Auszug:
═══

Sinnvolle Zeitverlegung
Die Querelen um die schwierige Finanzlage der Stadt Köln im Allgemeinen, um die daraus resultierende Krise an der Oper im Besonderen sind längst in die breite Öffentlichkeit gedrungen. Gegenwärtig ist es so, dass nach einem zusätzlichen Subventionsschub (welcher dem hoch geschätzten, manchen nur nicht immer ausreichend diplomatischen Intendanten Uwe Eric Laufenberg jedoch weiterhin nicht ausreicht) „70% der Opernsaison [2012/13] stehen“, so Kulturdezernent Georg Quander, und der Rest als weitgehend gesichert gilt. Doch selbst wenn diese Prognose in günstigster Weise Wirklichkeit wird, sieht die Zukunft immer noch düster aus. Selbst die sehr kompromisswillige Karin Beier, Intendantin des benachbarten Schauspiels, warnt und versteht ihre Bereitschaft zu weiteren Reduktionen in der nächsten Saison (von den geplanten, eigentlich auch schon zu wenigen Premieren werden wohl noch zwei fortfallen müssen) nur als eine limitierte. Denn ohne ein dauerhaft stabiles Repertoire würde der Spielbetrieb ernsthaft gefährdet sein. Was soll dann noch der 2015 fertig sanierte Theatergebäudekomplex am Offenbach-Platz?
Während sich das Schauspiel auf die sog. „Expo XXI“ als neue Heimstätte einrichtet (zwei unterschiedlich große Säle mit insgesamt weniger Plätzen als früher) und weiterhin die externe „Halle Kalk“ bespielt, ist die Oper an fünf Orten präsent. Die Kinderoper verbleibt, falls sie nicht abstirbt, im südstädtischen „Alten Pfandhaus“, für Wiederaufnahmen werden wieder das stilvolle Oberlandesgericht (Mozarts Tito) und die Trinitatiskirche (Brittens Turn oft he Screw) herangezogen. Das rechtsrheinische „Palladium“ bleibt weiterhin stark frequentiert, als Hauptspielstätte wurde jetzt das ehemalige Musical-Gebäude, zu „Oper am Dom“ umgetauft, mit Puccinis Tosca eingeweiht. Das Haus befriedigt alle theatertechnischen Anforderungen weitestgehend und ist durch die Nähe zum Bahnhof günstig gelegen, wichtig für die nächsten drei Sanierungs-Jahre. Großer Orchestergraben, breite Bühne, ein noch breiterer Zuschauerraum, dazu ein weitläufiges Foyer.

═══

Einträge:
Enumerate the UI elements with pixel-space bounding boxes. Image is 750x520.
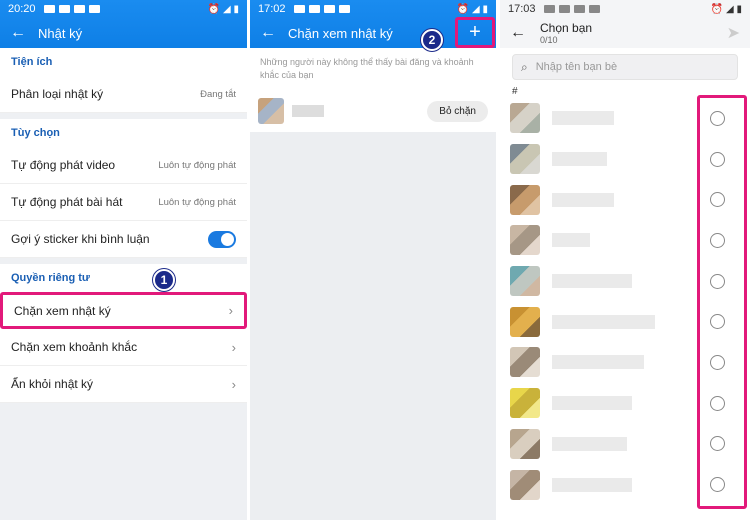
- avatar: [510, 469, 540, 500]
- chevron-right-icon: ›: [228, 303, 233, 318]
- blocked-user-row: Bỏ chặn: [250, 90, 496, 132]
- row-label: Ẩn khỏi nhật ký: [11, 377, 94, 391]
- row-value: Đang tắt: [200, 88, 236, 100]
- app-bar: ← Chọn bạn 0/10 ➤: [500, 18, 750, 48]
- back-arrow-icon[interactable]: ←: [260, 24, 276, 42]
- row-label: Tự động phát video: [11, 158, 116, 172]
- blurred-name: [552, 192, 614, 207]
- step-badge-2: 2: [421, 29, 443, 51]
- avatar: [510, 388, 540, 419]
- blurred-name: [552, 436, 627, 451]
- avatar: [510, 184, 540, 215]
- avatar: [510, 347, 540, 378]
- blurred-name: [552, 314, 655, 329]
- page-title: Chọn bạn: [540, 20, 593, 35]
- avatar: [510, 306, 540, 337]
- chevron-right-icon: ›: [231, 376, 236, 392]
- row-value: Luôn tự động phát: [158, 159, 236, 171]
- section-header: Tiện ích: [11, 56, 53, 68]
- row-label: Chặn xem khoảnh khắc: [11, 340, 138, 354]
- blurred-name: [552, 274, 632, 289]
- row-label: Gợi ý sticker khi bình luận: [11, 232, 150, 246]
- avatar: [510, 266, 540, 297]
- page-title: Chặn xem nhật ký: [288, 25, 393, 41]
- avatar: [510, 225, 540, 256]
- row-block-moments[interactable]: Chặn xem khoảnh khắc ›: [0, 329, 247, 366]
- block-list-panel: 17:02 ⏰ ◢ ▮ ← Chặn xem nhật ký 2 + Những…: [250, 0, 496, 520]
- section-utilities: Tiện ích Phân loại nhật ký Đang tắt: [0, 48, 247, 113]
- status-bar: 20:20 ⏰ ◢ ▮: [0, 0, 247, 18]
- send-icon[interactable]: ➤: [727, 23, 740, 43]
- page-title: Nhật ký: [38, 25, 83, 41]
- radio-highlight: [697, 95, 747, 509]
- section-header: Tùy chọn: [11, 127, 60, 139]
- avatar: [510, 428, 540, 459]
- back-arrow-icon[interactable]: ←: [10, 24, 26, 42]
- status-time: 17:02: [258, 3, 286, 15]
- notification-icons: [543, 5, 600, 13]
- section-header: Quyền riêng tư: [11, 272, 90, 284]
- row-block-diary[interactable]: Chặn xem nhật ký ›: [0, 292, 247, 329]
- plus-icon: +: [469, 21, 481, 43]
- blurred-name: [552, 396, 632, 411]
- panel1-header: 20:20 ⏰ ◢ ▮ ← Nhật ký: [0, 0, 247, 48]
- blurred-name: [552, 111, 614, 126]
- chevron-right-icon: ›: [231, 339, 236, 355]
- diary-settings-panel: 20:20 ⏰ ◢ ▮ ← Nhật ký Tiện ích Phân loại…: [0, 0, 247, 520]
- row-autoplay-video[interactable]: Tự động phát video Luôn tự động phát: [0, 147, 247, 184]
- avatar: [510, 103, 540, 134]
- blurred-name: [552, 355, 644, 370]
- unblock-button[interactable]: Bỏ chặn: [427, 100, 488, 122]
- row-sticker-suggest: Gợi ý sticker khi bình luận: [0, 221, 247, 258]
- selection-count: 0/10: [540, 34, 558, 45]
- notification-icons: [293, 5, 350, 13]
- status-bar: 17:03 ⏰ ◢ ▮: [500, 0, 750, 18]
- row-hide-from-diary[interactable]: Ẩn khỏi nhật ký ›: [0, 366, 247, 403]
- app-bar: ← Nhật ký: [0, 18, 247, 48]
- row-label: Chặn xem nhật ký: [14, 303, 111, 318]
- back-arrow-icon[interactable]: ←: [510, 24, 526, 42]
- blurred-name: [552, 477, 632, 492]
- system-icons: ⏰ ◢ ▮: [207, 3, 239, 15]
- system-icons: ⏰ ◢ ▮: [456, 3, 488, 15]
- row-label: Phân loại nhật ký: [11, 87, 104, 101]
- row-label: Tự động phát bài hát: [11, 195, 123, 209]
- avatar: [258, 98, 284, 124]
- search-icon: ⌕: [521, 59, 528, 74]
- blurred-name: [552, 152, 607, 167]
- section-options: Tùy chọn Tự động phát video Luôn tự động…: [0, 119, 247, 258]
- row-diary-category[interactable]: Phân loại nhật ký Đang tắt: [0, 76, 247, 113]
- section-privacy: Quyền riêng tư 1 Chặn xem nhật ký › Chặn…: [0, 264, 247, 403]
- system-icons: ⏰ ◢ ▮: [710, 3, 742, 15]
- step-badge-1: 1: [153, 269, 175, 291]
- row-value: Luôn tự động phát: [158, 196, 236, 208]
- block-note: Những người này không thể thấy bài đăng …: [250, 48, 496, 90]
- status-time: 20:20: [8, 3, 36, 15]
- status-bar: 17:02 ⏰ ◢ ▮: [250, 0, 496, 18]
- avatar: [510, 144, 540, 175]
- row-autoplay-song[interactable]: Tự động phát bài hát Luôn tự động phát: [0, 184, 247, 221]
- status-time: 17:03: [508, 3, 536, 15]
- blurred-name: [292, 105, 324, 117]
- choose-friends-panel: 17:03 ⏰ ◢ ▮ ← Chọn bạn 0/10 ➤ ⌕ Nhập tên…: [500, 0, 750, 520]
- add-button[interactable]: +: [455, 17, 495, 48]
- sticker-toggle[interactable]: [208, 230, 236, 248]
- search-placeholder: Nhập tên bạn bè: [535, 61, 618, 73]
- friend-search-input[interactable]: ⌕ Nhập tên bạn bè: [512, 54, 738, 80]
- blurred-name: [552, 233, 590, 248]
- notification-icons: [43, 5, 100, 13]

═══

Aufgabe A:
Mit welchem Werk wurde laut dem Text über die Kölner Oper die neue Hauptspielstätte eingeweiht?
Aufgabe B:
Führen Sie den Text über die Kölner Oper im Anschluss an seinen letzten Satz weiter.
Die Zeilen spielen hierfür keine Rolle.

Antwort A:
Mit Puccinis Tosca.

Antwort B:
Tosca also im Cinemascope, durchaus passend für dieses zwar auch intime, insgesamt jedoch reißerische Werk. Regisseur Thilo Reinhardt, welcher die Handlung in die Zeit des Faschismus verlegt (man muss also den Namen „Napoleon“ überhören), verstärkt die Vorgänge zum Brutalen hin, wenn etwa Cavaradossis Folterung in eine regelrechte Kreuzigung mündet oder zuletzt erst ein nachträglicher Kopfschuss seinem Leben ein Ende setzt . Da wird die Grenze des Erträglichen erreicht, aber die Geschehnisse in den „tausend“ Jahren vor 1945 waren kaum anders. Im 3. Akt wird im übrigen nicht nur Cavaradossi exekutiert, sondern gleich eine ganze Reihe politischer Häftlinge.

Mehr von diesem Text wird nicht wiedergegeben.